## SUPPLIED MATERIAL
====

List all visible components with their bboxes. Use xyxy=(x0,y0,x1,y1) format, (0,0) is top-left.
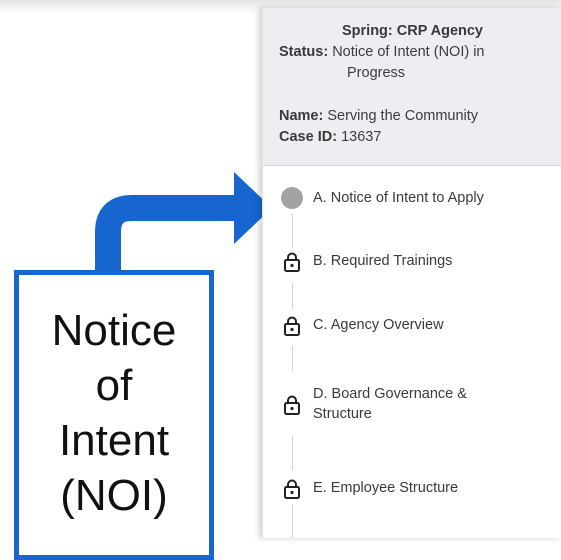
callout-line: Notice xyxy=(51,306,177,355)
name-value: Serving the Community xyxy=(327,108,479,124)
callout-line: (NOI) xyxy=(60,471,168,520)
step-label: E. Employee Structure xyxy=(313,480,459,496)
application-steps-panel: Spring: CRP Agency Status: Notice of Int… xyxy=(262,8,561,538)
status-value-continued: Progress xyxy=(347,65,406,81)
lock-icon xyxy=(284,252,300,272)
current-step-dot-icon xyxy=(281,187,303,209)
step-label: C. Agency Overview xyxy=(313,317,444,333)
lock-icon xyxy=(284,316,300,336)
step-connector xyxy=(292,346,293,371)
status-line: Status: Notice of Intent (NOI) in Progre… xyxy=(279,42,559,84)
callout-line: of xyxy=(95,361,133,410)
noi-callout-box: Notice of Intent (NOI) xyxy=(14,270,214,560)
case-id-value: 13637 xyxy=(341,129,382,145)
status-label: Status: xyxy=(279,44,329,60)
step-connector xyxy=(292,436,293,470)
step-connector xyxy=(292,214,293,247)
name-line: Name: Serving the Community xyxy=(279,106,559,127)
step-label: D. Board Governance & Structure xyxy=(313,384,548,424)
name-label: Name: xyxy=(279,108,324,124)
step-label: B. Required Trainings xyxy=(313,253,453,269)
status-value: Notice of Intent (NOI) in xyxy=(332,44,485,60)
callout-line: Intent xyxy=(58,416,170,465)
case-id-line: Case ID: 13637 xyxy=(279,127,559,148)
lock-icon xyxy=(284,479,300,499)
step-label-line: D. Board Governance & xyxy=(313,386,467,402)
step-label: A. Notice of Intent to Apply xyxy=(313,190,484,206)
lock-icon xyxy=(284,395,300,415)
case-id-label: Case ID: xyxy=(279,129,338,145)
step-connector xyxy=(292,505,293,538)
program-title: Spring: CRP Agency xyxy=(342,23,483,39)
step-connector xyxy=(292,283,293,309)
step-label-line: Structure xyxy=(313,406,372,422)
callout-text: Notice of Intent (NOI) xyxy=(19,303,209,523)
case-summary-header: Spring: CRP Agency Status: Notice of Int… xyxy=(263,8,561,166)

====

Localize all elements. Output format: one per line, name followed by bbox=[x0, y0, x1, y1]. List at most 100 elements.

====

In the part that opens with the row containing "List all visible" and closes with the row containing "case-summary-header: Spring: CRP", rename "step-connector" to "step-divider" and give those rows again with nothing else changed. Leave the pictures out of the answer.

List all visible components with their bboxes. Use xyxy=(x0,y0,x1,y1) format, (0,0) is top-left.
callout-line: Notice xyxy=(51,306,177,355)
name-value: Serving the Community xyxy=(327,108,479,124)
callout-line: (NOI) xyxy=(60,471,168,520)
step-label: E. Employee Structure xyxy=(313,480,459,496)
application-steps-panel: Spring: CRP Agency Status: Notice of Int… xyxy=(262,8,561,538)
status-value-continued: Progress xyxy=(347,65,406,81)
lock-icon xyxy=(284,252,300,272)
current-step-dot-icon xyxy=(281,187,303,209)
step-label: C. Agency Overview xyxy=(313,317,444,333)
lock-icon xyxy=(284,316,300,336)
step-divider xyxy=(292,346,293,371)
status-line: Status: Notice of Intent (NOI) in Progre… xyxy=(279,42,559,84)
callout-line: of xyxy=(95,361,133,410)
noi-callout-box: Notice of Intent (NOI) xyxy=(14,270,214,560)
case-id-value: 13637 xyxy=(341,129,382,145)
status-label: Status: xyxy=(279,44,329,60)
step-divider xyxy=(292,436,293,470)
step-divider xyxy=(292,214,293,247)
name-line: Name: Serving the Community xyxy=(279,106,559,127)
step-label: D. Board Governance & Structure xyxy=(313,384,548,424)
name-label: Name: xyxy=(279,108,324,124)
step-label: B. Required Trainings xyxy=(313,253,453,269)
status-value: Notice of Intent (NOI) in xyxy=(332,44,485,60)
callout-line: Intent xyxy=(58,416,170,465)
case-id-line: Case ID: 13637 xyxy=(279,127,559,148)
lock-icon xyxy=(284,479,300,499)
step-label-line: D. Board Governance & xyxy=(313,386,467,402)
step-label: A. Notice of Intent to Apply xyxy=(313,190,484,206)
lock-icon xyxy=(284,395,300,415)
case-id-label: Case ID: xyxy=(279,129,338,145)
step-divider xyxy=(292,505,293,538)
program-title: Spring: CRP Agency xyxy=(342,23,483,39)
step-divider xyxy=(292,283,293,309)
step-label-line: Structure xyxy=(313,406,372,422)
callout-text: Notice of Intent (NOI) xyxy=(19,303,209,523)
case-summary-header: Spring: CRP Agency Status: Notice of Int… xyxy=(263,8,561,166)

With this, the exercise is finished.